**GIVEN RECORDS**:
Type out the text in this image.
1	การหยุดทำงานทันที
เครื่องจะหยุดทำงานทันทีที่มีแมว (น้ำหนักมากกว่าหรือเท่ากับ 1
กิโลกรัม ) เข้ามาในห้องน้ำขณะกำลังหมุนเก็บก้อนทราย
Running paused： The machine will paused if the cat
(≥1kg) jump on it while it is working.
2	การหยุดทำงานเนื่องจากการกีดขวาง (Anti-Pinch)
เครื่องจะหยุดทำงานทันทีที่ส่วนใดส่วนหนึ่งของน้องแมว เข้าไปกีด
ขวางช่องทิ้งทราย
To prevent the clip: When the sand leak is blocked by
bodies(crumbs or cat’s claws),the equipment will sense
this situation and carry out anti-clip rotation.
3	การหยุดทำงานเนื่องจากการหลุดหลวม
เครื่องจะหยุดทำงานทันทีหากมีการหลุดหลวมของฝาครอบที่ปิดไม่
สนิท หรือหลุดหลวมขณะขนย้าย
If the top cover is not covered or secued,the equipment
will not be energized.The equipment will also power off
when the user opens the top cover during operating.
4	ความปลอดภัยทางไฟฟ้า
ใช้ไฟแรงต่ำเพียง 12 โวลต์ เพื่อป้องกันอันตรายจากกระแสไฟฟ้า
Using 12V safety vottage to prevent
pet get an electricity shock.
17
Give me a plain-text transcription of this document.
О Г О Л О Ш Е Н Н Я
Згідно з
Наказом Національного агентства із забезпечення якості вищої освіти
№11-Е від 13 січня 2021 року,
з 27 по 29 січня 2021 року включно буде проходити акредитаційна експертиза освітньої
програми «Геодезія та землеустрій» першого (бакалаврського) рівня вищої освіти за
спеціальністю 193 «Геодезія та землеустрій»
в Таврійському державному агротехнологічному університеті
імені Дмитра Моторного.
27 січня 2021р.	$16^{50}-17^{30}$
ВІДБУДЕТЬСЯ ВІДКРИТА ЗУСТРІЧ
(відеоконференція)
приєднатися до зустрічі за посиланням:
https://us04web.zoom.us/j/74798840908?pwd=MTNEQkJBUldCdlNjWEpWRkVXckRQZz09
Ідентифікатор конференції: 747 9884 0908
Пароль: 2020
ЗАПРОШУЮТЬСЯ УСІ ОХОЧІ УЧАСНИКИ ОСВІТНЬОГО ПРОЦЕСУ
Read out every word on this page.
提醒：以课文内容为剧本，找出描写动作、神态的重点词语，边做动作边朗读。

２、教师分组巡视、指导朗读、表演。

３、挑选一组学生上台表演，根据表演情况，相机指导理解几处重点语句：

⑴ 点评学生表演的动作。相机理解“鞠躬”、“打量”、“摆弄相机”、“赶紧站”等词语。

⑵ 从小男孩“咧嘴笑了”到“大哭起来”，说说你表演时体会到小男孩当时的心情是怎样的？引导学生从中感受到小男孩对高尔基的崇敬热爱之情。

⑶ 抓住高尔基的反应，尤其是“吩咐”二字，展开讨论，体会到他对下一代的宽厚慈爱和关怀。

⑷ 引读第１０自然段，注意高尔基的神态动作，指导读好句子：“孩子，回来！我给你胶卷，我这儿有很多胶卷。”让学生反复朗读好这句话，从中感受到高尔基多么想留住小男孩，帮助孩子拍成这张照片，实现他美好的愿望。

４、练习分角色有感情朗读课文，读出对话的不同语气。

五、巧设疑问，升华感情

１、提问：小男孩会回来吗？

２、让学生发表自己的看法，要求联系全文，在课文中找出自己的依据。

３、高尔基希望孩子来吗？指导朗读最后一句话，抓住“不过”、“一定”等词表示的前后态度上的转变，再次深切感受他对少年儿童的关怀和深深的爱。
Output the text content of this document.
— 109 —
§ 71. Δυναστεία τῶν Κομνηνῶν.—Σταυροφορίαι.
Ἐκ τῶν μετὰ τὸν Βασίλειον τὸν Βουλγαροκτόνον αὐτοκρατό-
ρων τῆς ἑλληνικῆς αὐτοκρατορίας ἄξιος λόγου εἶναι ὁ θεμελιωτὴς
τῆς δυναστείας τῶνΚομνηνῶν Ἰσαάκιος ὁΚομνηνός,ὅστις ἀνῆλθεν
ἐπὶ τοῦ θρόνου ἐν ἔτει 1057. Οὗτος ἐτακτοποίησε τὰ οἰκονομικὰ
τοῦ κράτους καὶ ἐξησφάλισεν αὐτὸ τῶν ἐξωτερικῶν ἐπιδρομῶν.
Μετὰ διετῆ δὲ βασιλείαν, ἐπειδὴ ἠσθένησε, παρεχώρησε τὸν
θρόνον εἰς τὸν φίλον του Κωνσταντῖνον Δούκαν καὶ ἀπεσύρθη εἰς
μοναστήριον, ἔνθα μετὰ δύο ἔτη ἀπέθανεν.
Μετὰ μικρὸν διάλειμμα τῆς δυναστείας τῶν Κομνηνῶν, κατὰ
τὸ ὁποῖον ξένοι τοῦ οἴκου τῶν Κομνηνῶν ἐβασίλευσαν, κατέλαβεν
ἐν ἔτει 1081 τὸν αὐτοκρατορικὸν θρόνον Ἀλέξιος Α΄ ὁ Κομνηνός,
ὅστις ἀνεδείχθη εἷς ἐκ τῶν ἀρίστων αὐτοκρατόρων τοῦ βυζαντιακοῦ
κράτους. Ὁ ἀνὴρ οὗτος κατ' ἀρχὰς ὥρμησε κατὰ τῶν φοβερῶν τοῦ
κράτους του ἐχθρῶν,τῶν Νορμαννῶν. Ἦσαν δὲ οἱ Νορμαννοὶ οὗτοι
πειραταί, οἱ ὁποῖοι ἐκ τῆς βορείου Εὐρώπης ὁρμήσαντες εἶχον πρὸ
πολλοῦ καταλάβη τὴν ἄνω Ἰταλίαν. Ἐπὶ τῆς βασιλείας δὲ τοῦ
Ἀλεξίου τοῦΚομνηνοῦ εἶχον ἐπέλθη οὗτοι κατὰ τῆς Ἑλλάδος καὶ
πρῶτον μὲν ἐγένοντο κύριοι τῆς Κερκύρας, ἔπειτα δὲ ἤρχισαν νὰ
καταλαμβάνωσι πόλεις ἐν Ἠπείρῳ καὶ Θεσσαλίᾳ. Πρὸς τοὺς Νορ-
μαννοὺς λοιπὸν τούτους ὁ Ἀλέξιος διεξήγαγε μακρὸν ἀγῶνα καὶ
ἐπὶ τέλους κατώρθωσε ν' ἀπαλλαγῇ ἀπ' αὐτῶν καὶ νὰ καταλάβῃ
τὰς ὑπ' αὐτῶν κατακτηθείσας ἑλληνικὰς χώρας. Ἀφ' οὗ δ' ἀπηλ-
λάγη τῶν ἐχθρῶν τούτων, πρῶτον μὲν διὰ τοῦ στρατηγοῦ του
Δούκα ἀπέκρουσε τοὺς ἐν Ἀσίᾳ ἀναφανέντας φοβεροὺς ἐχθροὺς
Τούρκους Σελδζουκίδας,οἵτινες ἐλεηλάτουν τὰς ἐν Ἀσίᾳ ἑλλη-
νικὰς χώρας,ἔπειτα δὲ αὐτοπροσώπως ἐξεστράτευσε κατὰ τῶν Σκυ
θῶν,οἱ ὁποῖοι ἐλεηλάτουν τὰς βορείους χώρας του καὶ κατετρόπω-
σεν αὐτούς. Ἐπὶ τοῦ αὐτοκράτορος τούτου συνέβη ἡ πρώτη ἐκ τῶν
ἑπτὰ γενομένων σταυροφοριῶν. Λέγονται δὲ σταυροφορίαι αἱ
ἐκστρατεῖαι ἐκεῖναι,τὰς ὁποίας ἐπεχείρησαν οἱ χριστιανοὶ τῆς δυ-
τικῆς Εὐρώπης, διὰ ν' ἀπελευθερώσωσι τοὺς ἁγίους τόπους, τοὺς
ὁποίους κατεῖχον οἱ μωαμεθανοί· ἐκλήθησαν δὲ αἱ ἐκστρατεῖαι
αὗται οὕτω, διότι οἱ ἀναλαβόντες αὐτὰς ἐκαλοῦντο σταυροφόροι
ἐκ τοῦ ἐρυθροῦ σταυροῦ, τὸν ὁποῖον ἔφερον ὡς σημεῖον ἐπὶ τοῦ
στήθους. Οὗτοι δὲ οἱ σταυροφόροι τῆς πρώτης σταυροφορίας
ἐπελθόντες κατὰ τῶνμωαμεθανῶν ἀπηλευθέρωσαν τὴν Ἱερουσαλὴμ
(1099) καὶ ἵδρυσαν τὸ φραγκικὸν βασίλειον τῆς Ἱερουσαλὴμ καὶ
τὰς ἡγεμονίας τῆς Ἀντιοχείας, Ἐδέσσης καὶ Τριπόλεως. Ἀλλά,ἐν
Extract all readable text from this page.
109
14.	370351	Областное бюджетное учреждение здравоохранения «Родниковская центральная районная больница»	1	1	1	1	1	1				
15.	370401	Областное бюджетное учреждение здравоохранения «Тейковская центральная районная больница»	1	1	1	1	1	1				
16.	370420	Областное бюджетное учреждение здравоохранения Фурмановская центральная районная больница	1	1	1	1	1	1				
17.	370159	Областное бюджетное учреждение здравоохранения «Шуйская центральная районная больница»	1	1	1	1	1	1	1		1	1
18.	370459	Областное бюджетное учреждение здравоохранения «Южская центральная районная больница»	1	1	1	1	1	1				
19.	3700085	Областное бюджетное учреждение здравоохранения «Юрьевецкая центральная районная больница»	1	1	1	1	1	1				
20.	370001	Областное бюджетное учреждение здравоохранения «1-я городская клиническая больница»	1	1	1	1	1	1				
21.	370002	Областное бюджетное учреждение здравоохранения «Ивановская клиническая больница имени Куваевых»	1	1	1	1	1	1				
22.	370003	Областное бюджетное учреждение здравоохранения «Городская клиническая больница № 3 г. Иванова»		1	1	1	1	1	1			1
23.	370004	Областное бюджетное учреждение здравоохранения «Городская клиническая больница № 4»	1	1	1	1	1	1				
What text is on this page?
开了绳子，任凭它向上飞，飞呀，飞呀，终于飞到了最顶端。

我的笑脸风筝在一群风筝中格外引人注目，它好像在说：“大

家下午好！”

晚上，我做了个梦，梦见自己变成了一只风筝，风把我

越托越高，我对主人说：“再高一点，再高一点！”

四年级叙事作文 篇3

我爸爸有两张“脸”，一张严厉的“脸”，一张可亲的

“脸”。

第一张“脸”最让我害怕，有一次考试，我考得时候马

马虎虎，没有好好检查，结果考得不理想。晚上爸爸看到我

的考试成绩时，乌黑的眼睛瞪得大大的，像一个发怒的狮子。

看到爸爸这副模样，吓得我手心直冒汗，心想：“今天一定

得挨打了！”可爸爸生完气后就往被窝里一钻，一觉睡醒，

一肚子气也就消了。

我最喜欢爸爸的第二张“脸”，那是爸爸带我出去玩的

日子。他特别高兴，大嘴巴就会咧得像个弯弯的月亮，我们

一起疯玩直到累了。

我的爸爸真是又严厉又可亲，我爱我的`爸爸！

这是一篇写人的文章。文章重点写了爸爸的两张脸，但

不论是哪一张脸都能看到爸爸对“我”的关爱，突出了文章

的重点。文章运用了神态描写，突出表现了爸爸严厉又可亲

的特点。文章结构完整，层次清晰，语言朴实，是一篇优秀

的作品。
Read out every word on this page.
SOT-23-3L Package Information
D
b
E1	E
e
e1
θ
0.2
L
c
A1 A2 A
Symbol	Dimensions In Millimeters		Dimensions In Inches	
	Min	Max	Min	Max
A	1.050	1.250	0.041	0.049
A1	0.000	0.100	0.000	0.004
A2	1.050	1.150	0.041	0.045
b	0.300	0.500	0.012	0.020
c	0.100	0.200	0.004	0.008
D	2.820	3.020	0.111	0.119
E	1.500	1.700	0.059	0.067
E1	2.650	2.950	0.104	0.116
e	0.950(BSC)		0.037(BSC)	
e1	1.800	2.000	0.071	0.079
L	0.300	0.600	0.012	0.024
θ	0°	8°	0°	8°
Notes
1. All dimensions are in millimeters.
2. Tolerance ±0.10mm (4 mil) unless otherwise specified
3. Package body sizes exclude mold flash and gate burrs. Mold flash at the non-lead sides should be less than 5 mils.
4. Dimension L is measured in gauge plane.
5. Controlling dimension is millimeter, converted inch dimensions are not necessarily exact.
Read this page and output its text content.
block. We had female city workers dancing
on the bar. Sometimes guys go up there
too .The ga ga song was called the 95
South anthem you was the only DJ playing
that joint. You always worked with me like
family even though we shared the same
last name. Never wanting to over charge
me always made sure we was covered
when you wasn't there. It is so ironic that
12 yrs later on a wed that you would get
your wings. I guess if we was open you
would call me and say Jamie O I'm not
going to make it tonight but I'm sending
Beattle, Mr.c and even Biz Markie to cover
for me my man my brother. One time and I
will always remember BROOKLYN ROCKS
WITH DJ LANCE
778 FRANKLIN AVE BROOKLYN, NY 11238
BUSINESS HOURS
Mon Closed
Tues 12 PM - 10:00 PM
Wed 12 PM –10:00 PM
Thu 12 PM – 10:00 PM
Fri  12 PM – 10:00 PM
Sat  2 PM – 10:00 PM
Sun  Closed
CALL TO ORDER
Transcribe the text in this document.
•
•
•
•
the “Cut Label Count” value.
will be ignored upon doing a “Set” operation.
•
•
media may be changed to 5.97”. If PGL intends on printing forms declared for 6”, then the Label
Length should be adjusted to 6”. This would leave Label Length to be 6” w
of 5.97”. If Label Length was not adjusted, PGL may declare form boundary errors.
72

**PROBLEM TO WORK ON**: Report every line containing the word "Εὐρώπης" from the listing above.

**CORRECT RESPONSE**:
πειραταί, οἱ ὁποῖοι ἐκ τῆς βορείου Εὐρώπης ὁρμήσαντες εἶχον πρὸ
τικῆς Εὐρώπης, διὰ ν' ἀπελευθερώσωσι τοὺς ἁγίους τόπους, τοὺς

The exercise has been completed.